The task:
The records below are made of lines; count those holding the word "content" and give the number only.

--- START OF Supplied material ---

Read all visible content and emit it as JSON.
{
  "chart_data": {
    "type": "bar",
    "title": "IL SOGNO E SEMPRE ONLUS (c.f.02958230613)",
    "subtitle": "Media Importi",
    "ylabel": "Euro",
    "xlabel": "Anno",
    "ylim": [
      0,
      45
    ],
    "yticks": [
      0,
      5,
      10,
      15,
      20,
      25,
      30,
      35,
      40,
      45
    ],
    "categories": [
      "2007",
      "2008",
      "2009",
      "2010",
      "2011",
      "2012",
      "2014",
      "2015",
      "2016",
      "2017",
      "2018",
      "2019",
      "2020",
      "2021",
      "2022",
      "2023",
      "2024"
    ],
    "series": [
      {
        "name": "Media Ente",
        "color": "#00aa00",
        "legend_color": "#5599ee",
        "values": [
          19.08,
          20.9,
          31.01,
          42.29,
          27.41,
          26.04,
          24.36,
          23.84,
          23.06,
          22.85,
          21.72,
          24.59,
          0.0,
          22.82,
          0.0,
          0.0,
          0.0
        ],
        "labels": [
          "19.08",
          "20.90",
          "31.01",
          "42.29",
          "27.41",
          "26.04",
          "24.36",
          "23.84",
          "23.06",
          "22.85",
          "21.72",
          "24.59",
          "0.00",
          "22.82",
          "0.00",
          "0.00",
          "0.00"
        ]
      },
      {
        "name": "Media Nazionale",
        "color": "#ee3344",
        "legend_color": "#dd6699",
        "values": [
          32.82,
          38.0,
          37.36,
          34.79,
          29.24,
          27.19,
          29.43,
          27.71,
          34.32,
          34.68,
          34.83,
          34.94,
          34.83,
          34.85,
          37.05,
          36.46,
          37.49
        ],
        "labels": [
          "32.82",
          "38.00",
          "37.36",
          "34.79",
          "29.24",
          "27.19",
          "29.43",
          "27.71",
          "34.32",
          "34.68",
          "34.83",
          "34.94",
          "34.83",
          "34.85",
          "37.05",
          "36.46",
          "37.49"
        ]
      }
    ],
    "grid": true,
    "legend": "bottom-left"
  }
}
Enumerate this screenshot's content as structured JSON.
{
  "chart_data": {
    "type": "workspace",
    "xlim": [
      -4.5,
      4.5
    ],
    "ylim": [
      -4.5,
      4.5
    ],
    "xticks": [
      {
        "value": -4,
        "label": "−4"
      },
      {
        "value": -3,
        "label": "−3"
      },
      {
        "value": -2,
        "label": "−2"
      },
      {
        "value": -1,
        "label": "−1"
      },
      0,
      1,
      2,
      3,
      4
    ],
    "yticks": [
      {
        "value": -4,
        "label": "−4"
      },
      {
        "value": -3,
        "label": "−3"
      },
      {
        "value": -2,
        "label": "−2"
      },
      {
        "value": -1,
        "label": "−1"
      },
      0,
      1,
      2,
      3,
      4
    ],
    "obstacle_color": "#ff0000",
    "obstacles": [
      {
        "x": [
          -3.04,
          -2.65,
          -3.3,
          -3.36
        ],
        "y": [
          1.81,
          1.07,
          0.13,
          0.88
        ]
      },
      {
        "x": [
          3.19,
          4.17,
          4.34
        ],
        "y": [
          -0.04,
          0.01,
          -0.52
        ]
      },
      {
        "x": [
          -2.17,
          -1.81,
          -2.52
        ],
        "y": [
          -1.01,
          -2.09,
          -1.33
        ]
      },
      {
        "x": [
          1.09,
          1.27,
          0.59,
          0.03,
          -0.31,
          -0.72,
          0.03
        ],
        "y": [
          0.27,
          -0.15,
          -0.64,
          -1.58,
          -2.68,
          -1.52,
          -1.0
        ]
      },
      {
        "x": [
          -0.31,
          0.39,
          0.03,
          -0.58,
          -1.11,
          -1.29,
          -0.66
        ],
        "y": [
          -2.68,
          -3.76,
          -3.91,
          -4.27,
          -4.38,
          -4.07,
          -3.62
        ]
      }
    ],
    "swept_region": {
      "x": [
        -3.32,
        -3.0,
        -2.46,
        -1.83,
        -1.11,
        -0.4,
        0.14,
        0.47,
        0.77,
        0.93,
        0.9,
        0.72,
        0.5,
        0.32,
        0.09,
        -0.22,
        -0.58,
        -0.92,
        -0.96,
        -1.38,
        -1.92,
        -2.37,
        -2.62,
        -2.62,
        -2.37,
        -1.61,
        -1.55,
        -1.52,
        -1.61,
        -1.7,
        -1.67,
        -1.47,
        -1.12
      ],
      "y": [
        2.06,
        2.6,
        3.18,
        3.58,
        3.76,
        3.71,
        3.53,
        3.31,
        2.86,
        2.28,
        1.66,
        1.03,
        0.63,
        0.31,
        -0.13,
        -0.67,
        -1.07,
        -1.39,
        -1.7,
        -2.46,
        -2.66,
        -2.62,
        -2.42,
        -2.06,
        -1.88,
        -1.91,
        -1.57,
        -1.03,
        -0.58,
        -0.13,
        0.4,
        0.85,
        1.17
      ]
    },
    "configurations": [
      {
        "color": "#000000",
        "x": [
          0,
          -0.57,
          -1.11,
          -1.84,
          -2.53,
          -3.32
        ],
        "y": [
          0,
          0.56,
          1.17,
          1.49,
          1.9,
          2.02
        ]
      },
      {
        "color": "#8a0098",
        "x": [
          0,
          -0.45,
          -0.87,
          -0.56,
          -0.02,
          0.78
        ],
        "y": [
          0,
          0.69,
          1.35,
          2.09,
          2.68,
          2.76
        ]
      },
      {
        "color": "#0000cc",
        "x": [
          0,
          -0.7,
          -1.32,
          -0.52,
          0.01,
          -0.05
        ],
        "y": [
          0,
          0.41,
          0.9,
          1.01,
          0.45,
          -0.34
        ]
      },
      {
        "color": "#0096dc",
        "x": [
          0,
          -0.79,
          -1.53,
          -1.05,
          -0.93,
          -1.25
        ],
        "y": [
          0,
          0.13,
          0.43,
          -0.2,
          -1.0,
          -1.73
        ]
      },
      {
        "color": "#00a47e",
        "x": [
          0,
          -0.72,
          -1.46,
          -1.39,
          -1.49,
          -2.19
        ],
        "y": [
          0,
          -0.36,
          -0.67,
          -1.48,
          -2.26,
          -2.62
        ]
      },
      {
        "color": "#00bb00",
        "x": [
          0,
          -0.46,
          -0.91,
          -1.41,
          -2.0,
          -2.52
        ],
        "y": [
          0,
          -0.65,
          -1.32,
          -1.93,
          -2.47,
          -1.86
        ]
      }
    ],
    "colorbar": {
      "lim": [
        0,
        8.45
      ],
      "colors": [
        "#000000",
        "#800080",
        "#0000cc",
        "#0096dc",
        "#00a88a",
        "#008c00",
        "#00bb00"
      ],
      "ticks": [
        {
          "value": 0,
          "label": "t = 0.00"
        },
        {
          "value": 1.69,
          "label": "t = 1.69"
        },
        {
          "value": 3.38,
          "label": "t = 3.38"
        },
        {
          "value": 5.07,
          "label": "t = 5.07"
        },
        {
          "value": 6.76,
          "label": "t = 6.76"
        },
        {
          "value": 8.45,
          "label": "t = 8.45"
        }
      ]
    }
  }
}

--- END OF Supplied material ---

Completed task:
2